▸ **Data records**
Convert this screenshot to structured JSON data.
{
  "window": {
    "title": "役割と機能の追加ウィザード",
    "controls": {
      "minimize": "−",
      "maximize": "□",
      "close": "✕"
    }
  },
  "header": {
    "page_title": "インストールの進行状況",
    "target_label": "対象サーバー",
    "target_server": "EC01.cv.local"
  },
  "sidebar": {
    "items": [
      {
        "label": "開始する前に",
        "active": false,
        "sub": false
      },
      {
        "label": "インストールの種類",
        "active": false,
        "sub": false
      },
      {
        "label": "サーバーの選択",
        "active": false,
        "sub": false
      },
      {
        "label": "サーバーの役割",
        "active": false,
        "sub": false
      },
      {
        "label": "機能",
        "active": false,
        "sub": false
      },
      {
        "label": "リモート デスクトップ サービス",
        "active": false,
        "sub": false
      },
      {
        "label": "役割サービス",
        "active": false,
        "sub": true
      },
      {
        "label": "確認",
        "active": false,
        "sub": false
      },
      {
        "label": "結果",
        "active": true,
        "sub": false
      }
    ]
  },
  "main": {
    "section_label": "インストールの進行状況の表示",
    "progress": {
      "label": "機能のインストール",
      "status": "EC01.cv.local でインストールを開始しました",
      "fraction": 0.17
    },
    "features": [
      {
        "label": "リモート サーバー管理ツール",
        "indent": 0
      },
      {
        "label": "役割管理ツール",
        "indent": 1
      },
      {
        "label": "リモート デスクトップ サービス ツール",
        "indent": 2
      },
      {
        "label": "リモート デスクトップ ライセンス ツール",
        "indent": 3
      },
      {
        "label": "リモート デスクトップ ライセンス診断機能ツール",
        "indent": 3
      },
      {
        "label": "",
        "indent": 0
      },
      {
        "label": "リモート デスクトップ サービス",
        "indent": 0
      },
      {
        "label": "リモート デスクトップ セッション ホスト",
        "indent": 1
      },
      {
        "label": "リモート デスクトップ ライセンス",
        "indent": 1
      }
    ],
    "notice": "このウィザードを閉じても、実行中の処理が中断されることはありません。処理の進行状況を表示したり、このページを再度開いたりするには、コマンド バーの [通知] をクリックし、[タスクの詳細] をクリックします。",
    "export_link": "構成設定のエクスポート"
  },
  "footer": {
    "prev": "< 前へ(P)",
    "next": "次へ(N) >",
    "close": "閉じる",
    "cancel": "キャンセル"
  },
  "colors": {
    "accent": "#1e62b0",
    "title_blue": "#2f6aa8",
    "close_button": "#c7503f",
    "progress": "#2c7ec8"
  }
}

▸ **STATED EXERCISE**
Repeat each entry word for word.

▸ **WRITTEN ANSWER**
Convert this screenshot to structured JSON data.
{
  "window": {
    "title": "役割と機能の追加ウィザード",
    "controls": {
      "minimize": "−",
      "maximize": "□",
      "close": "✕"
    }
  },
  "header": {
    "page_title": "インストールの進行状況",
    "target_label": "対象サーバー",
    "target_server": "EC01.cv.local"
  },
  "sidebar": {
    "items": [
      {
        "label": "開始する前に",
        "active": false,
        "sub": false
      },
      {
        "label": "インストールの種類",
        "active": false,
        "sub": false
      },
      {
        "label": "サーバーの選択",
        "active": false,
        "sub": false
      },
      {
        "label": "サーバーの役割",
        "active": false,
        "sub": false
      },
      {
        "label": "機能",
        "active": false,
        "sub": false
      },
      {
        "label": "リモート デスクトップ サービス",
        "active": false,
        "sub": false
      },
      {
        "label": "役割サービス",
        "active": false,
        "sub": true
      },
      {
        "label": "確認",
        "active": false,
        "sub": false
      },
      {
        "label": "結果",
        "active": true,
        "sub": false
      }
    ]
  },
  "main": {
    "section_label": "インストールの進行状況の表示",
    "progress": {
      "label": "機能のインストール",
      "status": "EC01.cv.local でインストールを開始しました",
      "fraction": 0.17
    },
    "features": [
      {
        "label": "リモート サーバー管理ツール",
        "indent": 0
      },
      {
        "label": "役割管理ツール",
        "indent": 1
      },
      {
        "label": "リモート デスクトップ サービス ツール",
        "indent": 2
      },
      {
        "label": "リモート デスクトップ ライセンス ツール",
        "indent": 3
      },
      {
        "label": "リモート デスクトップ ライセンス診断機能ツール",
        "indent": 3
      },
      {
        "label": "",
        "indent": 0
      },
      {
        "label": "リモート デスクトップ サービス",
        "indent": 0
      },
      {
        "label": "リモート デスクトップ セッション ホスト",
        "indent": 1
      },
      {
        "label": "リモート デスクトップ ライセンス",
        "indent": 1
      }
    ],
    "notice": "このウィザードを閉じても、実行中の処理が中断されることはありません。処理の進行状況を表示したり、このページを再度開いたりするには、コマンド バーの [通知] をクリックし、[タスクの詳細] をクリックします。",
    "export_link": "構成設定のエクスポート"
  },
  "footer": {
    "prev": "< 前へ(P)",
    "next": "次へ(N) >",
    "close": "閉じる",
    "cancel": "キャンセル"
  },
  "colors": {
    "accent": "#1e62b0",
    "title_blue": "#2f6aa8",
    "close_button": "#c7503f",
    "progress": "#2c7ec8"
  }
}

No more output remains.